● Set exercise: Find every line in the records below that holds the word "icon", and copy it out.

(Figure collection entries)

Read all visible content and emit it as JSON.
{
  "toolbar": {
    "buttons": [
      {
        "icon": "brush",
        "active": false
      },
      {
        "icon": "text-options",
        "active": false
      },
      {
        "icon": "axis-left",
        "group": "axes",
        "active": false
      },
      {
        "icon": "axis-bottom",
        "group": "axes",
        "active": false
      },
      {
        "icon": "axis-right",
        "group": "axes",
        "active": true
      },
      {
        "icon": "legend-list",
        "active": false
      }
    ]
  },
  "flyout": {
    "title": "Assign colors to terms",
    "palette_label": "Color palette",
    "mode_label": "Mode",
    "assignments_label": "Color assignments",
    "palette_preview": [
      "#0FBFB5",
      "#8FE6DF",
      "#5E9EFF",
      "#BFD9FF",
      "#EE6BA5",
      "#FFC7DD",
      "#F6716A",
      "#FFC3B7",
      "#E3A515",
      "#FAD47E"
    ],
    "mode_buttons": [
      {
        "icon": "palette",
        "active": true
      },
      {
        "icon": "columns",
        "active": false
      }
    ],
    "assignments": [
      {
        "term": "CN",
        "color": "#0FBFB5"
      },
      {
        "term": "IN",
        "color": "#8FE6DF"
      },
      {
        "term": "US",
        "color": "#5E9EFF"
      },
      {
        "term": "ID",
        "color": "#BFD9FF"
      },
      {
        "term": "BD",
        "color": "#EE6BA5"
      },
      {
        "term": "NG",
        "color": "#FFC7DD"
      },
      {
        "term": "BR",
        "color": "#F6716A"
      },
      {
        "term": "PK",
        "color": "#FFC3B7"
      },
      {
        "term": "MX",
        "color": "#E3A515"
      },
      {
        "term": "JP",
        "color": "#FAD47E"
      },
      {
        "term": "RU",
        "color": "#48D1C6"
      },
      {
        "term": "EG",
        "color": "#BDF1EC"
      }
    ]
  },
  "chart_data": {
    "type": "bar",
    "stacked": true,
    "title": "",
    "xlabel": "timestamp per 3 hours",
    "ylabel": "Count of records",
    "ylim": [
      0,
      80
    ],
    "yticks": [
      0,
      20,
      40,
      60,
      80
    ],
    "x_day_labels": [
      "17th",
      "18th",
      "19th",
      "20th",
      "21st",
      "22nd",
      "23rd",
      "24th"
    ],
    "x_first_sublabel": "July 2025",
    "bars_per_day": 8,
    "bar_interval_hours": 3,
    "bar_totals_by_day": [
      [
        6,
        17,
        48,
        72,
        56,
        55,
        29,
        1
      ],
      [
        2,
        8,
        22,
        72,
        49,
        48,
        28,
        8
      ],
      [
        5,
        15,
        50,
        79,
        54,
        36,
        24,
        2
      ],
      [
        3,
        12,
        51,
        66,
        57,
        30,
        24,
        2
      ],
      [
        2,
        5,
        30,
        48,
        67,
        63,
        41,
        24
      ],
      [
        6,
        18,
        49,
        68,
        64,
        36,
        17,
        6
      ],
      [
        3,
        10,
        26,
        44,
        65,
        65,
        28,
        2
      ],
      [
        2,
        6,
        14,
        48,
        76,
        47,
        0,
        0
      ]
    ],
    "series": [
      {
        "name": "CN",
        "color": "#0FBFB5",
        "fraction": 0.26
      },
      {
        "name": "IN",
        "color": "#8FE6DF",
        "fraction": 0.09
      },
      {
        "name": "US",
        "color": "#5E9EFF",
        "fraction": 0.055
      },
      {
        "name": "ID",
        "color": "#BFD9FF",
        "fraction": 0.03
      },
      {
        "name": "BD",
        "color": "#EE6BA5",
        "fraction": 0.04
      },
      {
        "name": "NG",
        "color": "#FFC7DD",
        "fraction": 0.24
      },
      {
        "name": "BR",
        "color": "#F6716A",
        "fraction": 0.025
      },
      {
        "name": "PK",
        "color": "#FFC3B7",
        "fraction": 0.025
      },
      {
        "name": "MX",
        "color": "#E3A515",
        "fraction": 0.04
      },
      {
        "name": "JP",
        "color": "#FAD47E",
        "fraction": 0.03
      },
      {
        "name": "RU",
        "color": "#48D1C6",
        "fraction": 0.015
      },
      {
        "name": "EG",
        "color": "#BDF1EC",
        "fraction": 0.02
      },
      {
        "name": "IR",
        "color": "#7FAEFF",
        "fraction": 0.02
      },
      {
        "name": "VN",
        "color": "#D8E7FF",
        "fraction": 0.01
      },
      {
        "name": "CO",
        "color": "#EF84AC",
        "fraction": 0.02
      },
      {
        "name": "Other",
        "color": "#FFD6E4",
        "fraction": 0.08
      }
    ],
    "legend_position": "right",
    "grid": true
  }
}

● Response to the exercise:
        "icon": "brush",
        "icon": "text-options",
        "icon": "axis-left",
        "icon": "axis-bottom",
        "icon": "axis-right",
        "icon": "legend-list",
        "icon": "palette",
        "icon": "columns",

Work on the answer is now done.